▶ _Article_:
-=-=-
Doctrine of Discovery
The Repudiation of the Doctrine of Discovery
A Biblical Reflection
As part of the implementation of the General Synod 29 resolution, the joint working group of Council for American Indian Ministries (CAIM) and Justice and Witness Ministries (JWM) offer this resource for our churches to take up with prayer. To download the study, click HERE. Additional video resources:
For an introduction to the topic, see the video clip “Discovered, or Stolen?” For the history of the Doctrine of Discovery, see here for a 18-min. presentation by Dr. Roxanne Gould, All Nations Church UCC, Minneapolis, MN. See the same video (starting at the 18:40 mark) for Doctrine of Discovery and being a “pilgrim” today, a 10-min. mediation by the Rev. Emily Goldthwaite Fries.
Many Americans grow up learning that this continent was “discovered” by Christopher Columbus. The concept of discovery, as if the land was empty prior to arrival and its indigenous inhabitants were somehow “less than” the explorers is, at its heart, racism and cultural superiority.
-=-=-
▶ _Data supplied_:
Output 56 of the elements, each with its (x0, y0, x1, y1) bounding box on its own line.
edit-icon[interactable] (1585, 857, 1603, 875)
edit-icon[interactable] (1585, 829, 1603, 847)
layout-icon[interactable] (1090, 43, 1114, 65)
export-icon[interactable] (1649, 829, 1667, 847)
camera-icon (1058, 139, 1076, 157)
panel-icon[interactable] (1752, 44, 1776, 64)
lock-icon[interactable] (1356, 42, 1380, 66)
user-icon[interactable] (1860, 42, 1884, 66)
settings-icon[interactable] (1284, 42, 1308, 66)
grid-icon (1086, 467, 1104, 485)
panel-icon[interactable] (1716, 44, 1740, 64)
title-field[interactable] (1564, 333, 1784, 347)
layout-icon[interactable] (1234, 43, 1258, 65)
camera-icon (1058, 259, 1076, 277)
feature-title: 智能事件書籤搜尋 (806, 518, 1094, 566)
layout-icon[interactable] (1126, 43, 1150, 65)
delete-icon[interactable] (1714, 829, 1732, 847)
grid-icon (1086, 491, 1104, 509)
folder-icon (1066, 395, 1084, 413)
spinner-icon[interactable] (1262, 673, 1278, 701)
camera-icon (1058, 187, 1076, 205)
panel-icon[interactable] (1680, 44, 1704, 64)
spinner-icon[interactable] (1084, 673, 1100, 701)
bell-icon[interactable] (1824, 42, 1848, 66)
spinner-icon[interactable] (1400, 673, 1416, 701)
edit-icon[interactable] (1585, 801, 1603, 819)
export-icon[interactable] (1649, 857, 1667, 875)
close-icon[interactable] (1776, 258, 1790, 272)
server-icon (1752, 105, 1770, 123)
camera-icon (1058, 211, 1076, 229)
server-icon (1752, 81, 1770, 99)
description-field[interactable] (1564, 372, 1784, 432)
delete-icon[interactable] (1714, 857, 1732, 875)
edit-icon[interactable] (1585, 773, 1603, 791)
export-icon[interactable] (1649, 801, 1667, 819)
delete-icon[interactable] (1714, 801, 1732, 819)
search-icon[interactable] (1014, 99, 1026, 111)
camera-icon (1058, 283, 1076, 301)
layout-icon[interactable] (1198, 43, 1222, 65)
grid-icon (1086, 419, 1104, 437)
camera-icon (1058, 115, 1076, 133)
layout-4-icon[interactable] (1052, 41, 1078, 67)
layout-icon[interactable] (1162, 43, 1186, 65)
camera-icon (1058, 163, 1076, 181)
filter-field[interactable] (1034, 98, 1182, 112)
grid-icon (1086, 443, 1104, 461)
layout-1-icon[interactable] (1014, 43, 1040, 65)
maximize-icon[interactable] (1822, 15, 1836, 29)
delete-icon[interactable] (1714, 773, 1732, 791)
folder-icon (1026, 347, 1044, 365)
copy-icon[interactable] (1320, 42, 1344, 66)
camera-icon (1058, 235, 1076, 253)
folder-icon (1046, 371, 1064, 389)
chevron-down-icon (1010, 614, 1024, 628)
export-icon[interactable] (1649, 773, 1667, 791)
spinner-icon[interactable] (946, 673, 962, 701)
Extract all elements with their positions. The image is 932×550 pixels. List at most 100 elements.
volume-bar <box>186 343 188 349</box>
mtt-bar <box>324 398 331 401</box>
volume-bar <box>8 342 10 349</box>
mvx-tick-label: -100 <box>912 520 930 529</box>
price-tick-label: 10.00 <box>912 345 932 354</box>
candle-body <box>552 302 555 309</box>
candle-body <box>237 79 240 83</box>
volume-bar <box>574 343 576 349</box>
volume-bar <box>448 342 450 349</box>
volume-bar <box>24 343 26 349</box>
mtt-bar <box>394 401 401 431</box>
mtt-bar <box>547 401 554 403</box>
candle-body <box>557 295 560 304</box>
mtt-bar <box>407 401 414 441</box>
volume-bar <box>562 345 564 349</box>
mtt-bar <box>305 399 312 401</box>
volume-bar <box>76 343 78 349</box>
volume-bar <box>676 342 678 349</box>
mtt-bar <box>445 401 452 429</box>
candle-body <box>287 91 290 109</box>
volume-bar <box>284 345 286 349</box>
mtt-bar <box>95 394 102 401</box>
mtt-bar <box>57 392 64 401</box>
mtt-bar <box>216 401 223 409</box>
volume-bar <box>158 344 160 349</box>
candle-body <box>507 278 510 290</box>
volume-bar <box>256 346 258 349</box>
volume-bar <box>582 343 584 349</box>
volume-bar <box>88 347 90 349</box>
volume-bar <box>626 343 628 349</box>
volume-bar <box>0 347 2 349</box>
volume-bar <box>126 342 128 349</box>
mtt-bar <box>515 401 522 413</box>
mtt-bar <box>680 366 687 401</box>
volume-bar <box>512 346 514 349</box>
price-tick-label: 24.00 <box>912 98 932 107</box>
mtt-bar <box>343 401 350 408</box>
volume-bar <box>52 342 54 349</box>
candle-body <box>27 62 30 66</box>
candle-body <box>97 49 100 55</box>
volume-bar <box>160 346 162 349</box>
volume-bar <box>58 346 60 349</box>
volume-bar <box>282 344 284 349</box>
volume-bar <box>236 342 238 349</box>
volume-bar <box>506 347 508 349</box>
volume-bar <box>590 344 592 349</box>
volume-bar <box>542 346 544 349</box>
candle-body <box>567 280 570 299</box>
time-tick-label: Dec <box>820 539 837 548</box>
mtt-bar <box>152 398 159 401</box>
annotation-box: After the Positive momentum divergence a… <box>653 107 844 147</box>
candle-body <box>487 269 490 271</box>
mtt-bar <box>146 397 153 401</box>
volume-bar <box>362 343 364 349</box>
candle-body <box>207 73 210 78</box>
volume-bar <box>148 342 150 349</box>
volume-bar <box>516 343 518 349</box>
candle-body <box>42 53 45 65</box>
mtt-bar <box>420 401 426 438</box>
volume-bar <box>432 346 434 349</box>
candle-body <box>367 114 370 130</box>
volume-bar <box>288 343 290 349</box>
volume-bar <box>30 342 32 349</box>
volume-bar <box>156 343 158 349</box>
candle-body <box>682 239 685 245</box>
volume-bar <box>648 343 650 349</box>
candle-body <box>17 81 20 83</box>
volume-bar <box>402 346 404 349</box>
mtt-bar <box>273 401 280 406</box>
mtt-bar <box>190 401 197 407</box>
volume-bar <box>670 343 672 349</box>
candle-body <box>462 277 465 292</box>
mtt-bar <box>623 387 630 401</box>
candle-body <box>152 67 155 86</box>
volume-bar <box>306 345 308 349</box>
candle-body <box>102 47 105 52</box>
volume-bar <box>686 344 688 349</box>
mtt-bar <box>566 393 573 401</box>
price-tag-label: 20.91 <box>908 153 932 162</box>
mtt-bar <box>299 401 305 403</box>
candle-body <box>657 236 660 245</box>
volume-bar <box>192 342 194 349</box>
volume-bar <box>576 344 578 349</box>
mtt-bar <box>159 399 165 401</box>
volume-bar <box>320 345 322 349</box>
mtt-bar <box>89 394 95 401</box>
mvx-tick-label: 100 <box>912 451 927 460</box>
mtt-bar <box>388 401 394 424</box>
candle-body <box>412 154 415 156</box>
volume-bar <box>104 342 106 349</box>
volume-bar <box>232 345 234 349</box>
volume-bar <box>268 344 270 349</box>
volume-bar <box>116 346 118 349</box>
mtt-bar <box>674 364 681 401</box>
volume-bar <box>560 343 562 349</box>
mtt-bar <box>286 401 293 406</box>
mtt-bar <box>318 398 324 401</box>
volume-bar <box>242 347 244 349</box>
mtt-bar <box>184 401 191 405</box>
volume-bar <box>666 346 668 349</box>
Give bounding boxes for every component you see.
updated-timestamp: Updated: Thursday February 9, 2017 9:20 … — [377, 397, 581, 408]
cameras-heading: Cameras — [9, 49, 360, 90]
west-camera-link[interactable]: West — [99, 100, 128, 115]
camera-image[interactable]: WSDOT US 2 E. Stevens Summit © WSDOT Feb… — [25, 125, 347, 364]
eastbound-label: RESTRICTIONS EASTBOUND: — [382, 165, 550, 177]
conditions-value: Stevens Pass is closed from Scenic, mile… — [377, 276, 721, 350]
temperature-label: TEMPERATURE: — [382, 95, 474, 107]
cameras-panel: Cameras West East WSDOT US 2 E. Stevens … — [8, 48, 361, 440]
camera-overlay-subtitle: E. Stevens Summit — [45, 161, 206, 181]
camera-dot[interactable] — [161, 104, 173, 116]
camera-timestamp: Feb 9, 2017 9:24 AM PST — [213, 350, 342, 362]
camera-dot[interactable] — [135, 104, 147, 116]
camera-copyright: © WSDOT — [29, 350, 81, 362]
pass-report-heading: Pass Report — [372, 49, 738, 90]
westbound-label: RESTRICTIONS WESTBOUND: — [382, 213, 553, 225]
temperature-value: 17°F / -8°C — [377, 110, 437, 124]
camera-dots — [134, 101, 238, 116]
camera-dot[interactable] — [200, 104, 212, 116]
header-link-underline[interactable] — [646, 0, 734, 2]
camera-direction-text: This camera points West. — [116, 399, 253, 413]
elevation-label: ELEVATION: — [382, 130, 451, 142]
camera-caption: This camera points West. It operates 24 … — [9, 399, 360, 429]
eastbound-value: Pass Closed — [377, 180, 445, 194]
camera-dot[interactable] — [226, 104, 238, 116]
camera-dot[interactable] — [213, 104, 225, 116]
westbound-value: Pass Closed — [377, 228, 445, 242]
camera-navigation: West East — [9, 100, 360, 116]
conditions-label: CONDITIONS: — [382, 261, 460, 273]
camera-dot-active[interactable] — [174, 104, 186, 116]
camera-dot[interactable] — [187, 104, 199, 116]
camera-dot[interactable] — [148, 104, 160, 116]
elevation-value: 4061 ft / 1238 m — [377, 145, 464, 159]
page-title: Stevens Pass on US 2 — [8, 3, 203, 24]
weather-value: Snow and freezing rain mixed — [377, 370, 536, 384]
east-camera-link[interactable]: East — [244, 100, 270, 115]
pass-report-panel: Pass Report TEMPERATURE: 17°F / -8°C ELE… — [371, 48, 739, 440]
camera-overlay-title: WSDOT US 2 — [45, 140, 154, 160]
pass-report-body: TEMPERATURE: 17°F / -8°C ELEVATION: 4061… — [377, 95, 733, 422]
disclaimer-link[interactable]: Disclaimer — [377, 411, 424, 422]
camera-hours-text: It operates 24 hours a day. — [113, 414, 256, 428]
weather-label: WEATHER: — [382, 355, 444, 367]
-=-=-
▶ _The tasks_:
A – From the Doctrine of Discovery text, answer these questions:
(i) Which two groups make up the joint working group that offers the resource?
(ii) How long is the presentation by Dr. Roxanne Gould?
(iii) What does the text say the concept of discovery is, at its heart?
B – How many lines of the records contain the string "link"? Case counts, and the reply should be the number alone.

▶ _Responses by task_:
A –
(i) The Council for American Indian Ministries (CAIM) and Justice and Witness Ministries (JWM).
(ii) 18 minutes.
(iii) Racism and cultural superiority.

B – 4